[Dataset records]

......

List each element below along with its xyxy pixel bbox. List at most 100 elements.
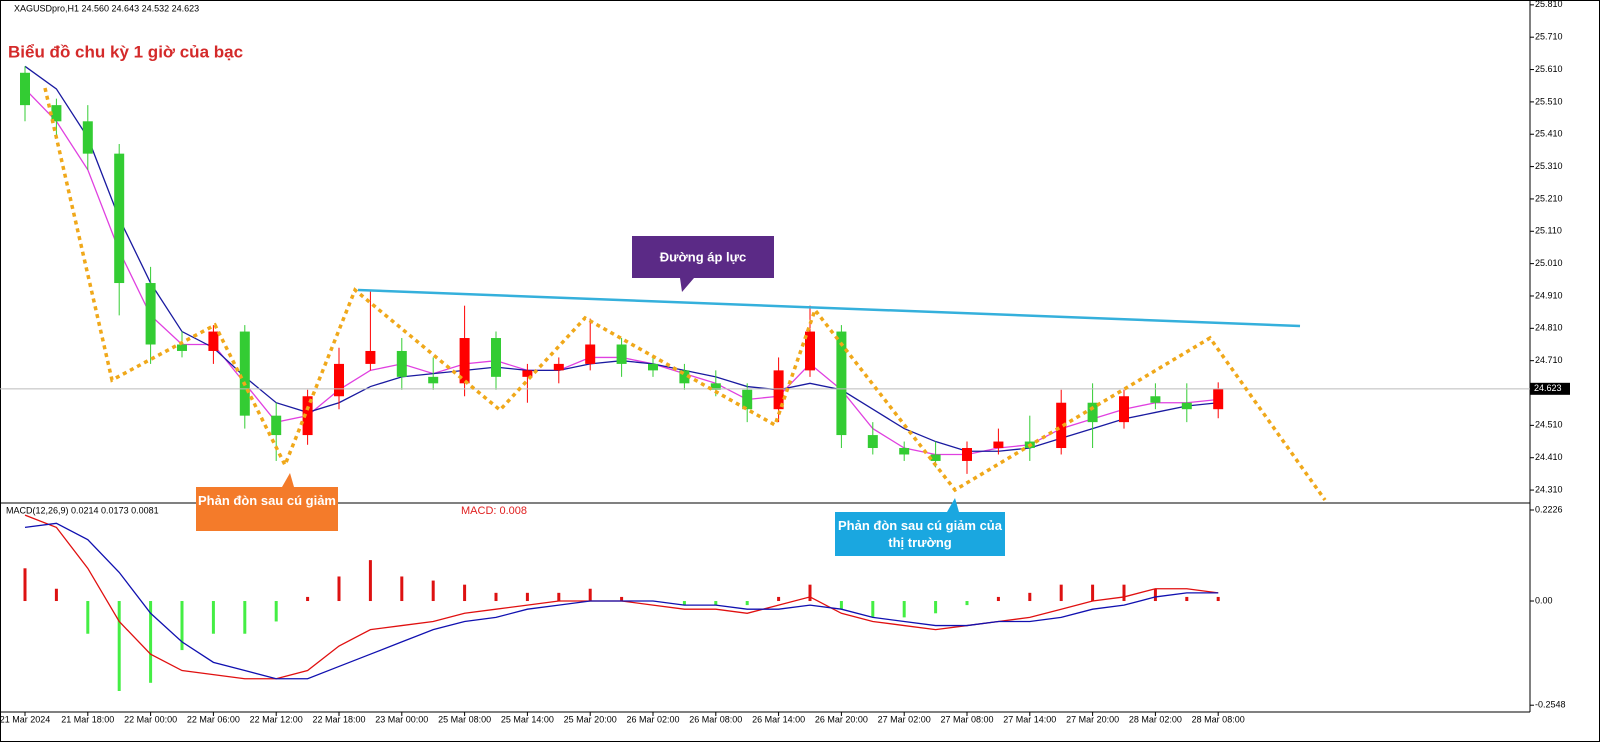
x-tick-label: 28 Mar 02:00 <box>1129 714 1182 724</box>
histogram-bar <box>934 601 938 614</box>
resistance-line <box>357 288 1301 328</box>
histogram-bar <box>306 596 310 602</box>
price-tag-label: 24.623 <box>1534 383 1562 393</box>
candle-body <box>1213 388 1224 410</box>
histogram-bar <box>557 592 561 602</box>
histogram-bar <box>1091 584 1095 602</box>
candle-body <box>302 396 313 436</box>
y-tick-label: 25.610 <box>1535 64 1563 74</box>
y-tick-label: 25.410 <box>1535 129 1563 139</box>
candle-body <box>899 448 910 455</box>
x-tick-label: 27 Mar 08:00 <box>940 714 993 724</box>
callout-wrap: Phản đòn sau cú giảm của thị trường <box>838 518 1002 550</box>
histogram-bar <box>620 596 624 602</box>
candle-body <box>365 350 376 364</box>
x-tick-label: 23 Mar 00:00 <box>375 714 428 724</box>
histogram-bar <box>180 601 184 651</box>
x-tick-label: 21 Mar 18:00 <box>61 714 114 724</box>
histogram-bar <box>54 588 58 602</box>
histogram-bar <box>400 576 404 602</box>
histogram-bar <box>117 601 121 691</box>
callout-box <box>835 498 1005 556</box>
histogram-bar <box>149 601 153 683</box>
candle-body <box>82 121 93 154</box>
candle-body <box>114 153 125 284</box>
histogram-bar <box>431 580 435 602</box>
y-tick-label: 0.2226 <box>1535 504 1563 514</box>
indicator-header: MACD(12,26,9) 0.0214 0.0173 0.0081 <box>6 505 159 515</box>
histogram-bar <box>463 584 467 602</box>
candle-body <box>20 72 30 106</box>
y-tick-label: 25.510 <box>1535 96 1563 106</box>
y-tick-label: 25.010 <box>1535 258 1563 268</box>
candle-body <box>1119 396 1129 423</box>
candle-body <box>459 338 470 384</box>
candle-body <box>208 331 219 351</box>
x-tick-label: 22 Mar 12:00 <box>250 714 303 724</box>
y-tick-label: -0.2548 <box>1535 700 1566 710</box>
callout-box <box>196 473 338 531</box>
y-tick-label: 24.910 <box>1535 290 1563 300</box>
histogram-bar <box>965 601 969 606</box>
y-tick-label: 25.110 <box>1535 226 1562 236</box>
candle-body <box>616 344 627 364</box>
y-tick-label: 25.810 <box>1535 0 1563 9</box>
x-tick-label: 27 Mar 02:00 <box>878 714 931 724</box>
candle-body <box>239 331 250 416</box>
candle-body <box>993 441 1004 449</box>
x-tick-label: 27 Mar 20:00 <box>1066 714 1119 724</box>
x-tick-label: 25 Mar 14:00 <box>501 714 554 724</box>
candle-body <box>648 363 658 371</box>
candle-body <box>334 363 344 397</box>
histogram-bar <box>745 601 749 606</box>
y-tick-label: 24.710 <box>1535 355 1563 365</box>
y-tick-label: 24.310 <box>1535 484 1563 494</box>
histogram-bar <box>86 601 90 634</box>
y-tick-label: 24.410 <box>1535 452 1563 462</box>
callout-box <box>632 236 774 292</box>
histogram-bar <box>23 568 27 602</box>
candle-body <box>1087 402 1098 423</box>
x-tick-label: 22 Mar 18:00 <box>312 714 365 724</box>
candle-body <box>679 370 690 384</box>
x-tick-label: 26 Mar 14:00 <box>752 714 805 724</box>
y-tick-label: 25.210 <box>1535 193 1563 203</box>
x-tick-label: 27 Mar 14:00 <box>1003 714 1056 724</box>
histogram-bar <box>902 601 906 618</box>
x-tick-label: 26 Mar 20:00 <box>815 714 868 724</box>
y-tick-label: 25.710 <box>1535 32 1563 42</box>
x-tick-label: 21 Mar 2024 <box>0 714 50 724</box>
histogram-bar <box>1028 592 1032 602</box>
candle-body <box>396 350 407 377</box>
callout-wrap: Phản đòn sau cú giảm <box>198 493 336 508</box>
candle-body <box>177 344 187 351</box>
candle-body <box>428 376 439 384</box>
candle-body <box>1181 402 1192 410</box>
candle-body <box>271 415 282 436</box>
candle-body <box>773 370 784 410</box>
callout-text: Phản đòn sau cú giảm của thị trường <box>838 518 1002 550</box>
x-tick-label: 25 Mar 20:00 <box>564 714 617 724</box>
histogram-bar <box>243 601 247 634</box>
x-tick-label: 28 Mar 08:00 <box>1192 714 1245 724</box>
histogram-bar <box>1216 596 1220 602</box>
histogram-bar <box>1122 584 1126 602</box>
candle-body <box>742 389 753 410</box>
histogram-bar <box>494 592 498 602</box>
histogram-bar <box>1185 596 1189 602</box>
y-tick-label: 24.510 <box>1535 420 1563 430</box>
candle-body <box>491 338 501 377</box>
chart-title: Biểu đồ chu kỳ 1 giờ của bạc <box>8 42 243 61</box>
x-tick-label: 25 Mar 08:00 <box>438 714 491 724</box>
histogram-bar <box>777 596 781 602</box>
histogram-bar <box>337 576 341 602</box>
histogram-bar <box>525 592 529 602</box>
symbol-header: XAGUSDpro,H1 24.560 24.643 24.532 24.623 <box>14 3 199 13</box>
histogram-bar <box>871 601 875 618</box>
histogram-bar <box>211 601 215 634</box>
candle-body <box>710 383 721 390</box>
plot-layer <box>0 65 1530 691</box>
price-tag <box>1530 382 1570 395</box>
candle-body <box>585 344 596 364</box>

......

▶ [Work instructions]:
Starting at the line containing "x-tick-label: 28 Mar 02:00" and ending at the line containing "y-tick-label: 25.410 <box>1535", swap "histogram-bar" for "volume-bar" and change nothing else. Return only those lines of the data.

▶ [Written solution]:
x-tick-label: 28 Mar 02:00 <box>1129 714 1182 724</box>
volume-bar <box>934 601 938 614</box>
resistance-line <box>357 288 1301 328</box>
volume-bar <box>306 596 310 602</box>
price-tag-label: 24.623 <box>1534 383 1562 393</box>
candle-body <box>1213 388 1224 410</box>
volume-bar <box>557 592 561 602</box>
volume-bar <box>1091 584 1095 602</box>
candle-body <box>302 396 313 436</box>
y-tick-label: 25.610 <box>1535 64 1563 74</box>
y-tick-label: 25.410 <box>1535 129 1563 139</box>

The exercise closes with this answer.